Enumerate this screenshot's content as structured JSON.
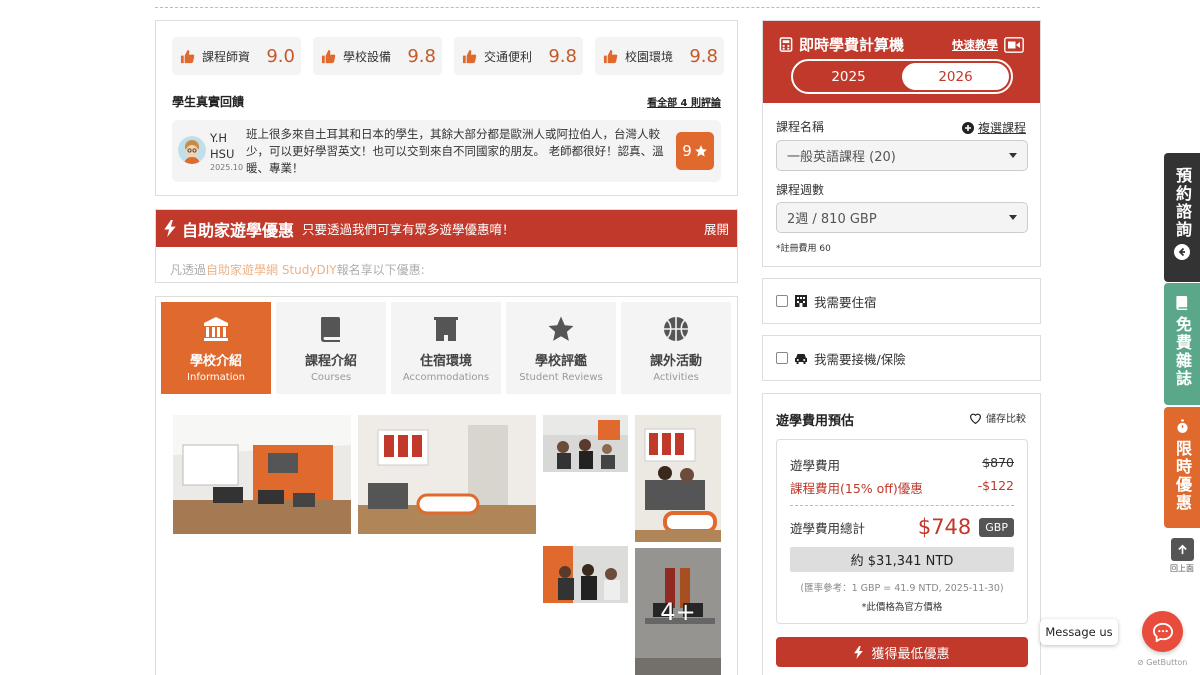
{
  "ratings": [
    {
      "label": "課程師資",
      "score": "9.0"
    },
    {
      "label": "學校設備",
      "score": "9.8"
    },
    {
      "label": "交通便利",
      "score": "9.8"
    },
    {
      "label": "校園環境",
      "score": "9.8"
    }
  ],
  "feedback": {
    "title": "學生真實回饋",
    "see_all": "看全部 4 則評論",
    "review": {
      "name": "Y.H HSU",
      "date": "2025.10",
      "text": "班上很多來自土耳其和日本的學生，其餘大部分都是歐洲人或阿拉伯人，台灣人較少，可以更好學習英文！也可以交到來自不同國家的朋友。 老師都很好！認真、溫暖、專業！",
      "score": "9"
    }
  },
  "promo": {
    "title": "自助家遊學優惠",
    "subtitle": "只要透過我們可享有眾多遊學優惠唷！",
    "expand": "展開",
    "text_prefix": "凡透過",
    "text_link": "自助家遊學網 StudyDIY",
    "text_suffix": "報名享以下優惠:"
  },
  "tabs": [
    {
      "label": "學校介紹",
      "sub": "Information",
      "icon": "school-building-icon",
      "active": true
    },
    {
      "label": "課程介紹",
      "sub": "Courses",
      "icon": "book-icon",
      "active": false
    },
    {
      "label": "住宿環境",
      "sub": "Accommodations",
      "icon": "building-icon",
      "active": false
    },
    {
      "label": "學校評鑑",
      "sub": "Student Reviews",
      "icon": "star-icon",
      "active": false
    },
    {
      "label": "課外活動",
      "sub": "Activities",
      "icon": "basketball-icon",
      "active": false
    }
  ],
  "gallery": {
    "more_label": "4+"
  },
  "calculator": {
    "title": "即時學費計算機",
    "quick_guide": "快速教學",
    "years": [
      "2025",
      "2026"
    ],
    "active_year": "2026",
    "course_label": "課程名稱",
    "add_course": "複選課程",
    "course_value": "一般英語課程 (20)",
    "weeks_label": "課程週數",
    "weeks_value": "2週 / 810 GBP",
    "reg_fee": "*註冊費用 60"
  },
  "options": {
    "housing": "我需要住宿",
    "pickup": "我需要接機/保險"
  },
  "estimate": {
    "title": "遊學費用預估",
    "save_compare": "儲存比較",
    "fee_label": "遊學費用",
    "fee_value": "$870",
    "discount_label": "課程費用(15% off)優惠",
    "discount_value": "-$122",
    "total_label": "遊學費用總計",
    "total_value": "$748",
    "currency": "GBP",
    "ntd": "約 $31,341 NTD",
    "rate_ref": "(匯率參考：1 GBP = 41.9 NTD, 2025-11-30)",
    "official_note": "*此價格為官方價格",
    "best_button": "獲得最低優惠"
  },
  "side_tabs": [
    {
      "label": "預約諮詢",
      "color": "#333333"
    },
    {
      "label": "免費雜誌",
      "color": "#5aa889"
    },
    {
      "label": "限時優惠",
      "color": "#e06a2e"
    }
  ],
  "back_to_top": "回上面",
  "messenger": {
    "bubble": "Message us",
    "brand": "GetButton"
  },
  "colors": {
    "brand_red": "#c0392b",
    "accent_orange": "#e06a2e"
  }
}
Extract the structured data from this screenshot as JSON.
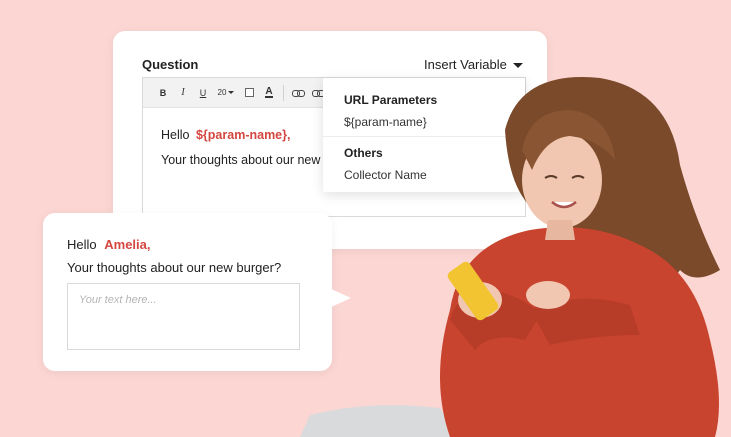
■ ■ ■ ■
## WHAT THE EXERCISE ASKS
Using the listing above, list every line in which the string "icon" occurs.

## WORKED ANSWER
      "icon": "school-building-icon",
      "icon": "book-icon",
      "icon": "building-icon",
      "icon": "star-icon",
      "icon": "basketball-icon",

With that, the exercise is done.